What this task involves: Will you give the material below again, every line exactly as it is?

Source data:

◇ ◇ ◇ ◇ ◇

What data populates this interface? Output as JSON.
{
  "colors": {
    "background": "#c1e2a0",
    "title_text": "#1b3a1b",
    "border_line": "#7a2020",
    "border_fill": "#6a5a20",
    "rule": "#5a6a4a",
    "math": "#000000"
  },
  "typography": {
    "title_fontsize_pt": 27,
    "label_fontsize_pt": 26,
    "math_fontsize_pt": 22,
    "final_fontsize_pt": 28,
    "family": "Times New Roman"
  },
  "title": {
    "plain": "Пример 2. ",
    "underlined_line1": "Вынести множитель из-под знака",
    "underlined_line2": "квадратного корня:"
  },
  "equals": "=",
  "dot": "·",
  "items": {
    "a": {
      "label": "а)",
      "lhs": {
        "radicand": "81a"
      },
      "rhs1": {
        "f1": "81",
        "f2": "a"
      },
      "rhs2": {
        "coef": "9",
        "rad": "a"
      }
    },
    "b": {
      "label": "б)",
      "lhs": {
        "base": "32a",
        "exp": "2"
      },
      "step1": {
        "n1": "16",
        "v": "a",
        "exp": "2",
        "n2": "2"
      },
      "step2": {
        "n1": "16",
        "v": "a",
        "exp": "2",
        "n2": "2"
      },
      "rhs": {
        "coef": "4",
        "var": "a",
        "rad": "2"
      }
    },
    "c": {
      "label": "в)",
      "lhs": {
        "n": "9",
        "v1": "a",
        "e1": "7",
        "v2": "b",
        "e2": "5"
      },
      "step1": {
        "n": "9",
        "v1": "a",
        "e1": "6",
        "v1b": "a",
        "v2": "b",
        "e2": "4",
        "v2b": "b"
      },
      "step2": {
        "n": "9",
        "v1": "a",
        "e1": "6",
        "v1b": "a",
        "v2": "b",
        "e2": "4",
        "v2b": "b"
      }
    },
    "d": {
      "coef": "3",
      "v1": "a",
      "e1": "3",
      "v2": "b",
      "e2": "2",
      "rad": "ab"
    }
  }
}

◇ ◇ ◇ ◇ ◇

Response:
What data populates this interface? Output as JSON.
{
  "colors": {
    "background": "#c1e2a0",
    "title_text": "#1b3a1b",
    "border_line": "#7a2020",
    "border_fill": "#6a5a20",
    "rule": "#5a6a4a",
    "math": "#000000"
  },
  "typography": {
    "title_fontsize_pt": 27,
    "label_fontsize_pt": 26,
    "math_fontsize_pt": 22,
    "final_fontsize_pt": 28,
    "family": "Times New Roman"
  },
  "title": {
    "plain": "Пример 2. ",
    "underlined_line1": "Вынести множитель из-под знака",
    "underlined_line2": "квадратного корня:"
  },
  "equals": "=",
  "dot": "·",
  "items": {
    "a": {
      "label": "а)",
      "lhs": {
        "radicand": "81a"
      },
      "rhs1": {
        "f1": "81",
        "f2": "a"
      },
      "rhs2": {
        "coef": "9",
        "rad": "a"
      }
    },
    "b": {
      "label": "б)",
      "lhs": {
        "base": "32a",
        "exp": "2"
      },
      "step1": {
        "n1": "16",
        "v": "a",
        "exp": "2",
        "n2": "2"
      },
      "step2": {
        "n1": "16",
        "v": "a",
        "exp": "2",
        "n2": "2"
      },
      "rhs": {
        "coef": "4",
        "var": "a",
        "rad": "2"
      }
    },
    "c": {
      "label": "в)",
      "lhs": {
        "n": "9",
        "v1": "a",
        "e1": "7",
        "v2": "b",
        "e2": "5"
      },
      "step1": {
        "n": "9",
        "v1": "a",
        "e1": "6",
        "v1b": "a",
        "v2": "b",
        "e2": "4",
        "v2b": "b"
      },
      "step2": {
        "n": "9",
        "v1": "a",
        "e1": "6",
        "v1b": "a",
        "v2": "b",
        "e2": "4",
        "v2b": "b"
      }
    },
    "d": {
      "coef": "3",
      "v1": "a",
      "e1": "3",
      "v2": "b",
      "e2": "2",
      "rad": "ab"
    }
  }
}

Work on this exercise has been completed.